__SUPPLIED MATERIAL__
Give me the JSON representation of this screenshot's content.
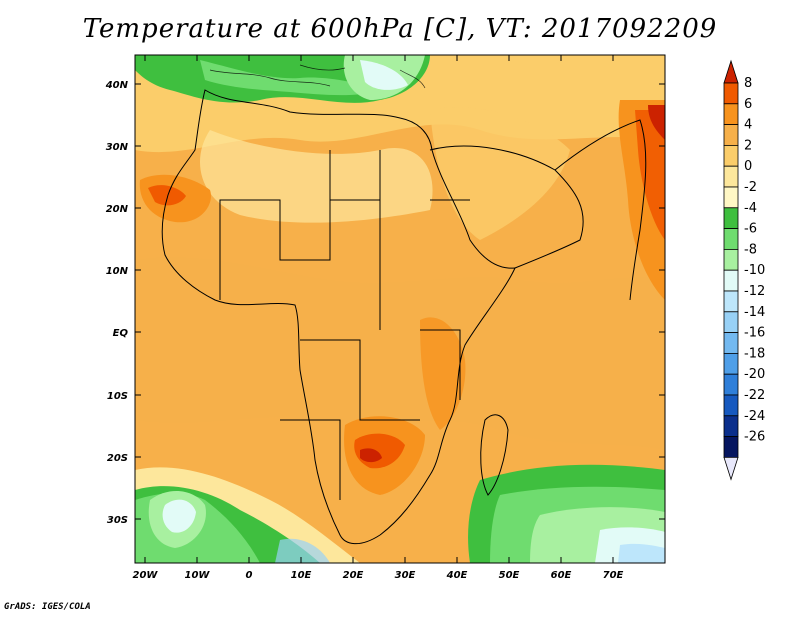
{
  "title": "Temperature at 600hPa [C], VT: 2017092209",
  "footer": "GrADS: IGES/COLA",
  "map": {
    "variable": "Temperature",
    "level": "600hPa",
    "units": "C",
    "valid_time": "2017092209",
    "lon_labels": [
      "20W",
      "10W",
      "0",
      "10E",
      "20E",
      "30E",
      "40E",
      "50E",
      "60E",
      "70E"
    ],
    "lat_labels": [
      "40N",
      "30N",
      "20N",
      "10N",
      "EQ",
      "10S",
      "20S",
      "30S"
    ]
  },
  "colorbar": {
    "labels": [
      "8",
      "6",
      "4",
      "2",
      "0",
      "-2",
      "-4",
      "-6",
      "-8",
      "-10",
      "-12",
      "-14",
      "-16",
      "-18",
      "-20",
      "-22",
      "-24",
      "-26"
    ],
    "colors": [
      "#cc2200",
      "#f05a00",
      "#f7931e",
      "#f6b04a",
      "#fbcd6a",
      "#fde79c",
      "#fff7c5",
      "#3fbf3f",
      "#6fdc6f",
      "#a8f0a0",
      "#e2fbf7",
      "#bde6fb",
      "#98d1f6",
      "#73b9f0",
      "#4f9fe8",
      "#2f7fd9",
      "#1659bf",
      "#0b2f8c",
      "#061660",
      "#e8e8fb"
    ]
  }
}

...

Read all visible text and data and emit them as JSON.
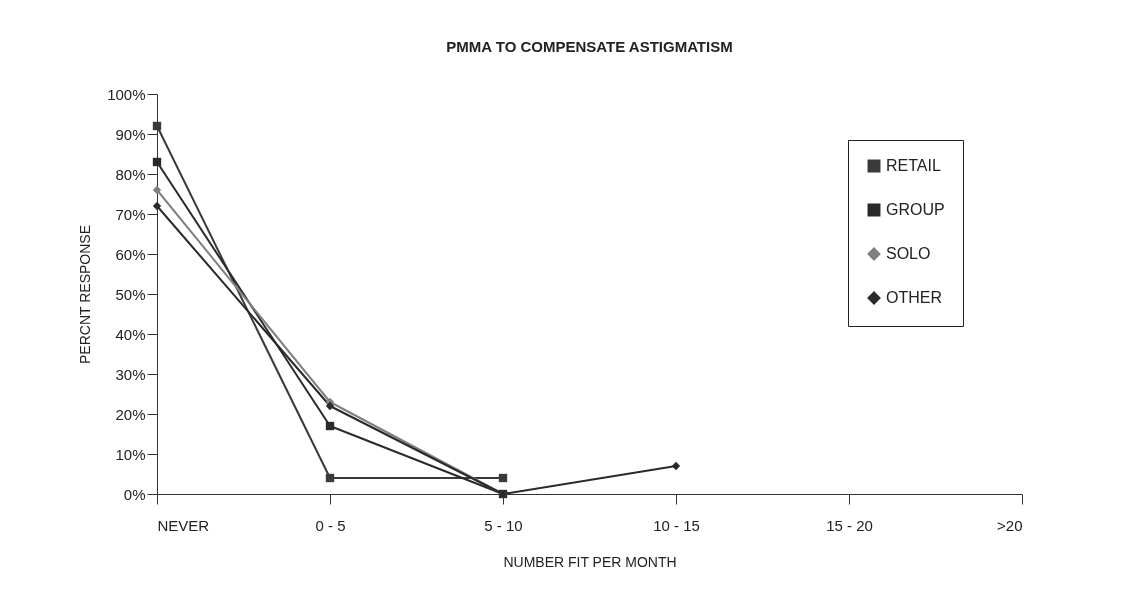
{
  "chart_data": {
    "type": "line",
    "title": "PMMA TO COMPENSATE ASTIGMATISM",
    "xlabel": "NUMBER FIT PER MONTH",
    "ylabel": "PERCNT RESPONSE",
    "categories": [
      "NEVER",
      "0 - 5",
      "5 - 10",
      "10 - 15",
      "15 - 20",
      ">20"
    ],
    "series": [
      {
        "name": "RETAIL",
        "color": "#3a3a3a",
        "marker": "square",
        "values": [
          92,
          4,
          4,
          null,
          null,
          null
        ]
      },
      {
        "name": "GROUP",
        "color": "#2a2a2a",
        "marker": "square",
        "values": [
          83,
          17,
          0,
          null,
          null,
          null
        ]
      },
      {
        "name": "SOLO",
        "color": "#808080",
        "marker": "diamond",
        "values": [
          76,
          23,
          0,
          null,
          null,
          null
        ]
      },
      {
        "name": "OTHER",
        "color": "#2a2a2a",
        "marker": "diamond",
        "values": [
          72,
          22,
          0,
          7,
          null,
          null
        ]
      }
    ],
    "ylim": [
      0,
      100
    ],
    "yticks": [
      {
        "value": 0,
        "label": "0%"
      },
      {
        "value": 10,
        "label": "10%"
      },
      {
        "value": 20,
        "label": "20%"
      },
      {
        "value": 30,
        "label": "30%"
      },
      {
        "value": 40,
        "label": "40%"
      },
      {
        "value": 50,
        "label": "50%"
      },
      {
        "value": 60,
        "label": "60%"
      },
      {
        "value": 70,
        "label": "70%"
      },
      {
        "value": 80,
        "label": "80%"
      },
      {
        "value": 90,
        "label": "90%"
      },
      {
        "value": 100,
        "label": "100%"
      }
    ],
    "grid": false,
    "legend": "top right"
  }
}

__GOAL__
From the entries above, copy every line where the word "name" shows up.

__TASK ANSWER__
        "name": "RETAIL",
        "name": "GROUP",
        "name": "SOLO",
        "name": "OTHER",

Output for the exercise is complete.